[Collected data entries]

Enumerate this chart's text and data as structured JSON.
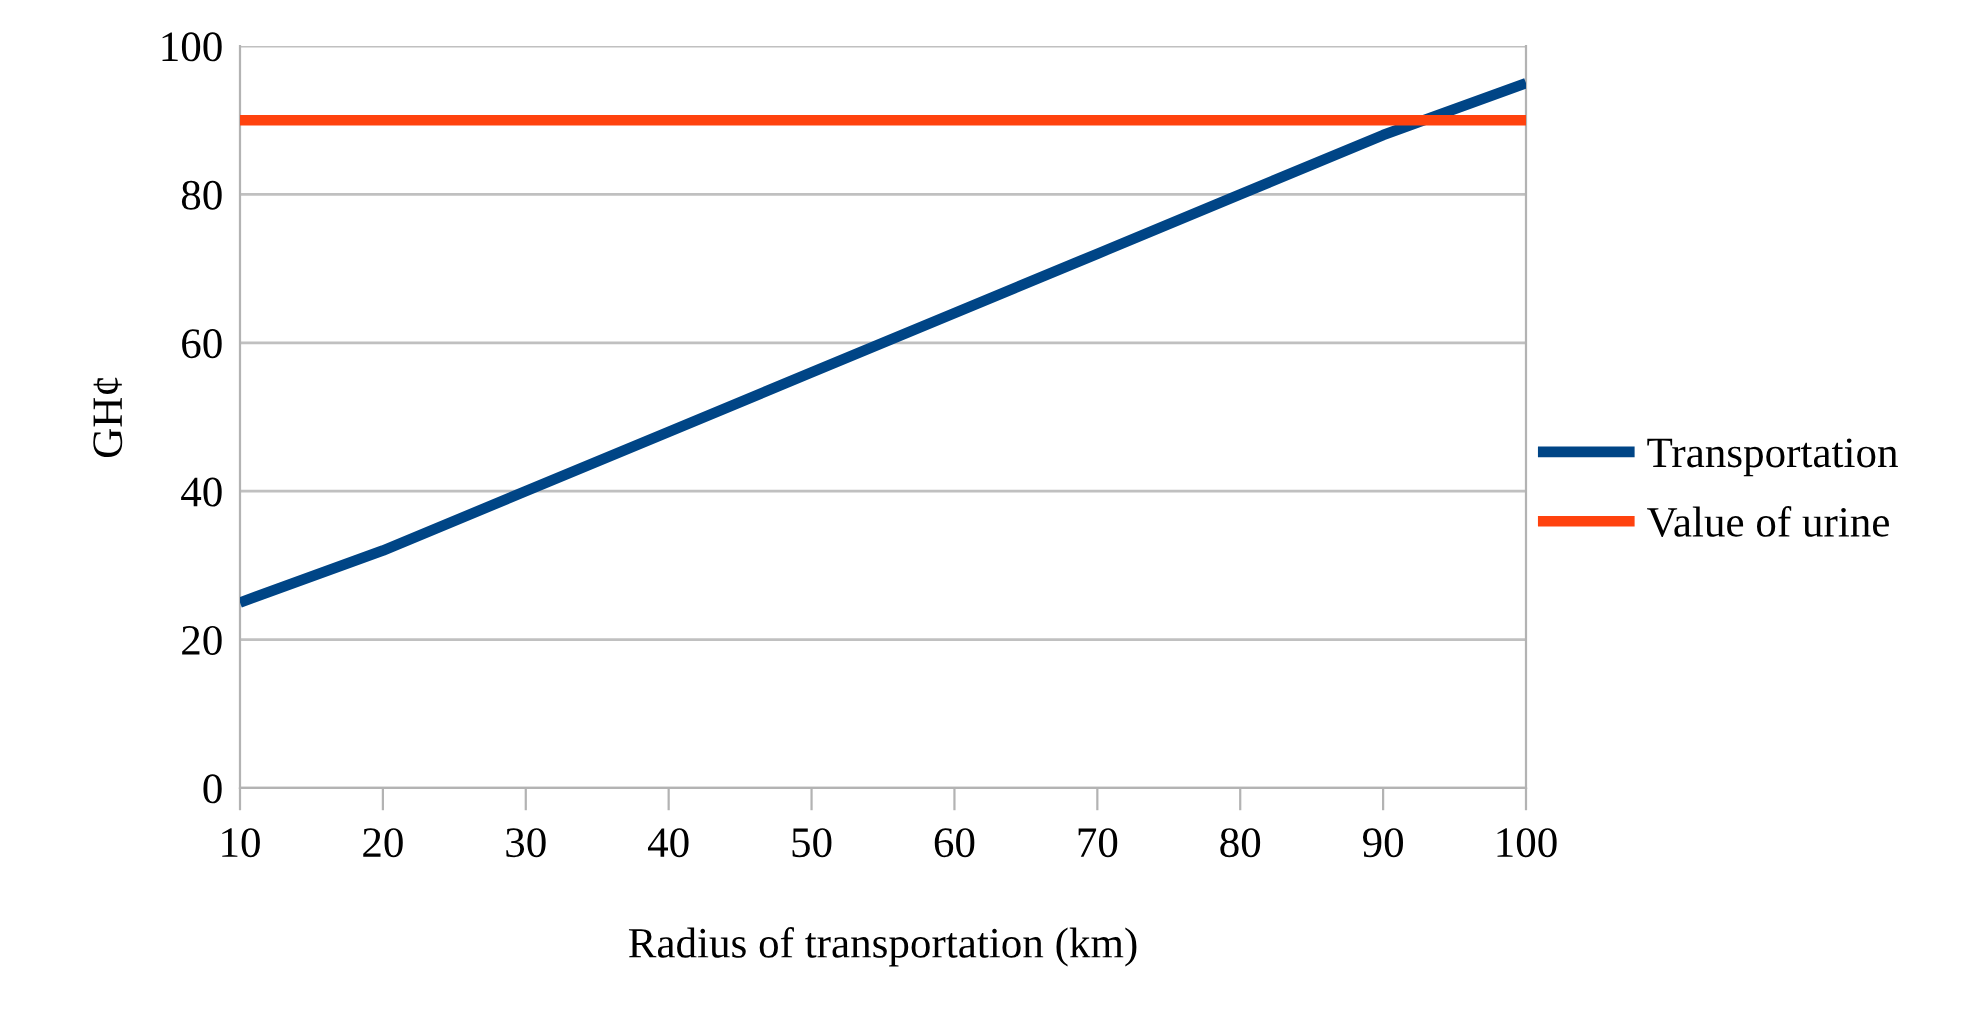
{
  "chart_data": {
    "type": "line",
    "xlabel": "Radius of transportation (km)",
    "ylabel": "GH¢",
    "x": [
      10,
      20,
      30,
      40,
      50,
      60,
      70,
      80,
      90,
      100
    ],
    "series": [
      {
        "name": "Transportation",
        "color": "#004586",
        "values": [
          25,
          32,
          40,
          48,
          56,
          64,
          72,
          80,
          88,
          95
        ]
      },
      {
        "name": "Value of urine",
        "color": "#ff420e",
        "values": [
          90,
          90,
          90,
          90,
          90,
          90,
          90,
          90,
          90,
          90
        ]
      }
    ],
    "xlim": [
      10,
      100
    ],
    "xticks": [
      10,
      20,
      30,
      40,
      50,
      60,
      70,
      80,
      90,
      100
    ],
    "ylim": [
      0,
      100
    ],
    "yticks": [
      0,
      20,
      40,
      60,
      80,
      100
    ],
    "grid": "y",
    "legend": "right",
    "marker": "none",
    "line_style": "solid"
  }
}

SHORT PROBLEM: Strip out the pictures and quote the remaining data word for word.

EXERCISE ANSWER:
Enumerate this chart's text and data as structured JSON.
{
  "chart_data": {
    "type": "line",
    "xlabel": "Radius of transportation (km)",
    "ylabel": "GH¢",
    "x": [
      10,
      20,
      30,
      40,
      50,
      60,
      70,
      80,
      90,
      100
    ],
    "series": [
      {
        "name": "Transportation",
        "color": "#004586",
        "values": [
          25,
          32,
          40,
          48,
          56,
          64,
          72,
          80,
          88,
          95
        ]
      },
      {
        "name": "Value of urine",
        "color": "#ff420e",
        "values": [
          90,
          90,
          90,
          90,
          90,
          90,
          90,
          90,
          90,
          90
        ]
      }
    ],
    "xlim": [
      10,
      100
    ],
    "xticks": [
      10,
      20,
      30,
      40,
      50,
      60,
      70,
      80,
      90,
      100
    ],
    "ylim": [
      0,
      100
    ],
    "yticks": [
      0,
      20,
      40,
      60,
      80,
      100
    ],
    "grid": "y",
    "legend": "right",
    "marker": "none",
    "line_style": "solid"
  }
}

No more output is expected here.